Given request: Show all lines holding the string "JSON".

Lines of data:
::::::::

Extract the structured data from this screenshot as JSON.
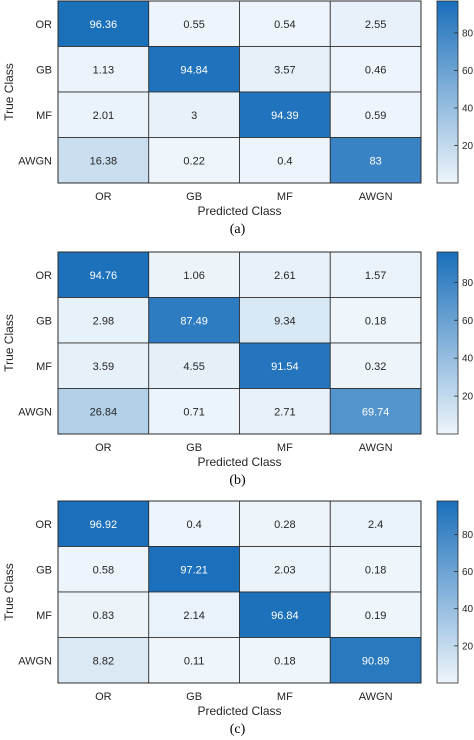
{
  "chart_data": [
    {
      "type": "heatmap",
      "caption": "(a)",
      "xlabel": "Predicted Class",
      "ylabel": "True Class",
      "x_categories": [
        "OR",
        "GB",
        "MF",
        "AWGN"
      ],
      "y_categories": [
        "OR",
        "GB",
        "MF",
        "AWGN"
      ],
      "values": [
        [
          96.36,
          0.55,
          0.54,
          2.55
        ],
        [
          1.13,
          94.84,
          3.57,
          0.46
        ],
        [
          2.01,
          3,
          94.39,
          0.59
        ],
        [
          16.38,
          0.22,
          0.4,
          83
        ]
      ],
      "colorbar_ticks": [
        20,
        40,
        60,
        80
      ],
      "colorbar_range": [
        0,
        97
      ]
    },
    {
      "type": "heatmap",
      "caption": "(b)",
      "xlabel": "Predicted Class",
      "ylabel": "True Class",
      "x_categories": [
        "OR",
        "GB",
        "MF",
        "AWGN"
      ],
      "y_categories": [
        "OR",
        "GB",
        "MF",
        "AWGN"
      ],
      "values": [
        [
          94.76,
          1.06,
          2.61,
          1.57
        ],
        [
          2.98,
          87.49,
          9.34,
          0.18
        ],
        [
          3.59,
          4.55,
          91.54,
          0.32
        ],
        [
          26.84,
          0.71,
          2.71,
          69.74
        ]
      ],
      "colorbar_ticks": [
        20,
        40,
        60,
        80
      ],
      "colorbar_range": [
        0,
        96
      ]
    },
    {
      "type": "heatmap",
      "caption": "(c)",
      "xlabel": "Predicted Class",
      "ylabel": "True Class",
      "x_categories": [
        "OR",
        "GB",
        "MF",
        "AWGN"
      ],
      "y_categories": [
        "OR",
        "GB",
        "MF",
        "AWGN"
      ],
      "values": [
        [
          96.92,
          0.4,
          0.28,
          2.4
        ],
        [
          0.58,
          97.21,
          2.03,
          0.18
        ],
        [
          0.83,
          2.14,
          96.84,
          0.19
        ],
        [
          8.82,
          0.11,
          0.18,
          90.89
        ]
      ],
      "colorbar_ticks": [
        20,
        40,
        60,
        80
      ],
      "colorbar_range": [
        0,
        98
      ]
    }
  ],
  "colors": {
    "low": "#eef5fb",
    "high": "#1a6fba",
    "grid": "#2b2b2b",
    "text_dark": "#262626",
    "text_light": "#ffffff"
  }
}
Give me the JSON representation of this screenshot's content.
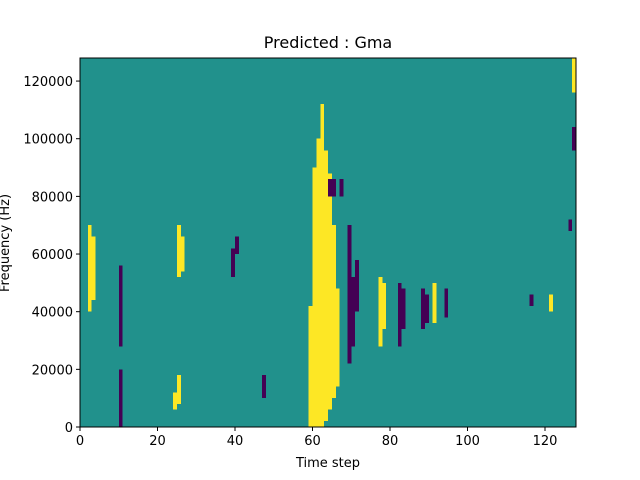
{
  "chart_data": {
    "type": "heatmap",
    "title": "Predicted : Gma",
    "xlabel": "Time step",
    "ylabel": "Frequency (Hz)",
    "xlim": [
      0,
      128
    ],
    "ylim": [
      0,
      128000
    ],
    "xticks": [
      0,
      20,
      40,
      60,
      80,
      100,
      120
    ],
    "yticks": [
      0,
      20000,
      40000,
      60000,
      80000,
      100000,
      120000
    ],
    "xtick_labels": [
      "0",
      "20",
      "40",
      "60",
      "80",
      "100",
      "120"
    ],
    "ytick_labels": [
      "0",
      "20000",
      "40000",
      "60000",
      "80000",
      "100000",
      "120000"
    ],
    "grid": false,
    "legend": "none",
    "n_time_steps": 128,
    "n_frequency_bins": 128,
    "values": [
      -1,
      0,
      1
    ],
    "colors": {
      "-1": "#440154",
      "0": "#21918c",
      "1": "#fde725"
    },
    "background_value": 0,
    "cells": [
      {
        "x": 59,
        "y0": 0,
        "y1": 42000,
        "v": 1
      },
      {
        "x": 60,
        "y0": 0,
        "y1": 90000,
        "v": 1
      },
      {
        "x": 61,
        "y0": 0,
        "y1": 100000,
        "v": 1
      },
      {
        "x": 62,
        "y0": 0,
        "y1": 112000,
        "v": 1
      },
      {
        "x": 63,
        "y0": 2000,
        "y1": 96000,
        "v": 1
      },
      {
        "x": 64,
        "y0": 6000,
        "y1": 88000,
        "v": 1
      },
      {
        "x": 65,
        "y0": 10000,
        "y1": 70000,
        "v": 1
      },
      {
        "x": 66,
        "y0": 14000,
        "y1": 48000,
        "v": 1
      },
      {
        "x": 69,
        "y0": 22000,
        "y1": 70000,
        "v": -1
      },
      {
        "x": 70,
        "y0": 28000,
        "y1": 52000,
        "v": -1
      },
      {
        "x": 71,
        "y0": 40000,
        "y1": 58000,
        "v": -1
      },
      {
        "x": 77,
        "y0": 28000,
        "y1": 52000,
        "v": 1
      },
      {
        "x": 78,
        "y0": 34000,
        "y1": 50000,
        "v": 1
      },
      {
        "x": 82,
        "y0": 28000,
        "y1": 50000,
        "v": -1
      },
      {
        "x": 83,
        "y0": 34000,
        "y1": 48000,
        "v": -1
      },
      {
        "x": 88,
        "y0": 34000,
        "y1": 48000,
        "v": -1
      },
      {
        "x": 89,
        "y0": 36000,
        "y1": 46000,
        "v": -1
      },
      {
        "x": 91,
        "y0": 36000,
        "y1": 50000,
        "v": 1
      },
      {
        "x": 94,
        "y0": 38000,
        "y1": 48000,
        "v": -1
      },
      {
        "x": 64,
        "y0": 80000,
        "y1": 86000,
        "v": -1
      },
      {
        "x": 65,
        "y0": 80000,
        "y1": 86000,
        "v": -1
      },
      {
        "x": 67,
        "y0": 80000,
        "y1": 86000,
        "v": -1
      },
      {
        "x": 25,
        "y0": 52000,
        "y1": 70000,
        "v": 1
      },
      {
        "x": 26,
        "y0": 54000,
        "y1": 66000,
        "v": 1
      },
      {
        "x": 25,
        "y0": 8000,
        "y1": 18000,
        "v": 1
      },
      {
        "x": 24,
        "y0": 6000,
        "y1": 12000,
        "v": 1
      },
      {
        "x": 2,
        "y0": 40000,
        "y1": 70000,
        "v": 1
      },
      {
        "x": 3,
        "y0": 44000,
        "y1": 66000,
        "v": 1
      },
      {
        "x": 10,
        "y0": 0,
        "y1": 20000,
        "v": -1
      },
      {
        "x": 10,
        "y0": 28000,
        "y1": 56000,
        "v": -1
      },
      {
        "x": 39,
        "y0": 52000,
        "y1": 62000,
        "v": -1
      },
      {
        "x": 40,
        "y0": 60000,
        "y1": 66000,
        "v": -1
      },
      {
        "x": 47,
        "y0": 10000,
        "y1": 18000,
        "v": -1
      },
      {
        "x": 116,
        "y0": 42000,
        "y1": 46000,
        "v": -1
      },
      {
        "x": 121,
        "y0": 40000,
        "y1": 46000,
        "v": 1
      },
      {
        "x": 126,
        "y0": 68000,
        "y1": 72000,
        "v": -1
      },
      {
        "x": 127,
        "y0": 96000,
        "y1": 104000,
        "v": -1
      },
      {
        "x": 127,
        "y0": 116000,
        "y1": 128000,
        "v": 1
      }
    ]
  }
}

::::::::

Expected answer:
Extract the structured data from this screenshot as JSON.
Give me the JSON representation of this screenshot's content.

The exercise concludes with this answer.